■ The problem ■
Only a number is wanted. Count the lines holding the string "andere".
***
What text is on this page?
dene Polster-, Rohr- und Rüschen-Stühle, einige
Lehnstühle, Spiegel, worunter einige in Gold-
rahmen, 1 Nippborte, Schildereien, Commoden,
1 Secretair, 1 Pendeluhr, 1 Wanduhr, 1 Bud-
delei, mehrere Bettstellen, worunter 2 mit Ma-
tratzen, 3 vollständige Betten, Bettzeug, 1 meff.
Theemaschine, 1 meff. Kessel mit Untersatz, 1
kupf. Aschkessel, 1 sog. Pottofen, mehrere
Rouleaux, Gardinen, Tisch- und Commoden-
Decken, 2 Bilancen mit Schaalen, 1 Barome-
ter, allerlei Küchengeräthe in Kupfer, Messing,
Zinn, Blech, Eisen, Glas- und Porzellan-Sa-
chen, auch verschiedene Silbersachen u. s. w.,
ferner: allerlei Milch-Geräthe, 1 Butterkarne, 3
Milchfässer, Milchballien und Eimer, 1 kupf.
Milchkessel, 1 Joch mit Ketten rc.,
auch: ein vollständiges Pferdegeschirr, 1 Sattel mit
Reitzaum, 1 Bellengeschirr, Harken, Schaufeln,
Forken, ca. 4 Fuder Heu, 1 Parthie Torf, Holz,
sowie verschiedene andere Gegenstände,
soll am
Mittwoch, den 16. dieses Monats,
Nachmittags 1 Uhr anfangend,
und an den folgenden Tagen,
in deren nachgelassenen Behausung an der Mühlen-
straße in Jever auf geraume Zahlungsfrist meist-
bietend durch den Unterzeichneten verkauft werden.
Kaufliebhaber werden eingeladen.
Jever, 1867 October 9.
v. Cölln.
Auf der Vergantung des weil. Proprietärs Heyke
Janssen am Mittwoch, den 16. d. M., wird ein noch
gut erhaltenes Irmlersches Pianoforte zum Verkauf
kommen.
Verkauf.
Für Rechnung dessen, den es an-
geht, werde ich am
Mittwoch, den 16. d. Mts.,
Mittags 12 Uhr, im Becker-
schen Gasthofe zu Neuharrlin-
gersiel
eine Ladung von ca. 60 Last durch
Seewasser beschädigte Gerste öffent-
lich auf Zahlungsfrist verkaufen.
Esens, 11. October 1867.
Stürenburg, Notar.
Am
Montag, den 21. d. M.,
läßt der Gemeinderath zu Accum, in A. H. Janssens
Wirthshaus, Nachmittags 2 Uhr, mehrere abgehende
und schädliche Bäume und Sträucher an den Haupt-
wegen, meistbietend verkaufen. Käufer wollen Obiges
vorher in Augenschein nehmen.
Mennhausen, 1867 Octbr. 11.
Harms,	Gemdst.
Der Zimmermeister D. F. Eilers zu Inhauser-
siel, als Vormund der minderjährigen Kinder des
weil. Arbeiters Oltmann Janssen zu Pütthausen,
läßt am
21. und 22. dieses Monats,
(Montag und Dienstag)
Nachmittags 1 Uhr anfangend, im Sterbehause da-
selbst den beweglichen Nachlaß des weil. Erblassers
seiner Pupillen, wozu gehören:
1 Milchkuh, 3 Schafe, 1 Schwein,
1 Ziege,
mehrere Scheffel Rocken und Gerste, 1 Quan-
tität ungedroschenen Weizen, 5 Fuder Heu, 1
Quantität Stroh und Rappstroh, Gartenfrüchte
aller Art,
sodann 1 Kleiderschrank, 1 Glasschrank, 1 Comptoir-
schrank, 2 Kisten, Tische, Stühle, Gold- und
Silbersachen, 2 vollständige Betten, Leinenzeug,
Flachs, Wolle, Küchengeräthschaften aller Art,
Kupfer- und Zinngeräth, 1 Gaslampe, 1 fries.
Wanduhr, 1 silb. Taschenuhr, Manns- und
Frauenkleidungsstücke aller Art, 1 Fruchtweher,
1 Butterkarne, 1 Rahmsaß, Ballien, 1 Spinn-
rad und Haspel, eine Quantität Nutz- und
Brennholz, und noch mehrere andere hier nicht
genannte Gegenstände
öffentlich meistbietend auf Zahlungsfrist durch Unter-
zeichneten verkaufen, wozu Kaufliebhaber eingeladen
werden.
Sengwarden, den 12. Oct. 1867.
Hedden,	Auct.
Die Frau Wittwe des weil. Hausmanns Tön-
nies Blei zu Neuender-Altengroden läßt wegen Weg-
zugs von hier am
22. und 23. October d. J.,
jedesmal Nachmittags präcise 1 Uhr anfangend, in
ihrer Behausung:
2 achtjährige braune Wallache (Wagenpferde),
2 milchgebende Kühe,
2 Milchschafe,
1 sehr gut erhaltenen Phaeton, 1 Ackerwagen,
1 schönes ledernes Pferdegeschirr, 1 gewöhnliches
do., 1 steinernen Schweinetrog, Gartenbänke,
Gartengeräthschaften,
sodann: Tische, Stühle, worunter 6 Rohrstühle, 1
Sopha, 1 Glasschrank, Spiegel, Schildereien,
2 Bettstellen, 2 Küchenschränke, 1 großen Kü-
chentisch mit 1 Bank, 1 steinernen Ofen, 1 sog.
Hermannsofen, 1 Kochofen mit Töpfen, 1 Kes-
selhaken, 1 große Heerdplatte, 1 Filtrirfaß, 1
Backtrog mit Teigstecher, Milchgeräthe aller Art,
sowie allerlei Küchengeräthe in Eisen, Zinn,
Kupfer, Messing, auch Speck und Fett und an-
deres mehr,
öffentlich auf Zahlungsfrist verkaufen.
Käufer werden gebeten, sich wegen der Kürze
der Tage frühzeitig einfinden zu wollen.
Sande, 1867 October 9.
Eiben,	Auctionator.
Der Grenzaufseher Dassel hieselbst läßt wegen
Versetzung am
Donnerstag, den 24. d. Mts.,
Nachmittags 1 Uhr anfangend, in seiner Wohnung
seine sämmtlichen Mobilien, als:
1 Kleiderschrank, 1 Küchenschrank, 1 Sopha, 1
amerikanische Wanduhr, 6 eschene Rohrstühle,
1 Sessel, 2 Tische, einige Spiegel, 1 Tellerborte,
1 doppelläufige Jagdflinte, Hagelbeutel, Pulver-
***
■ Written response ■
2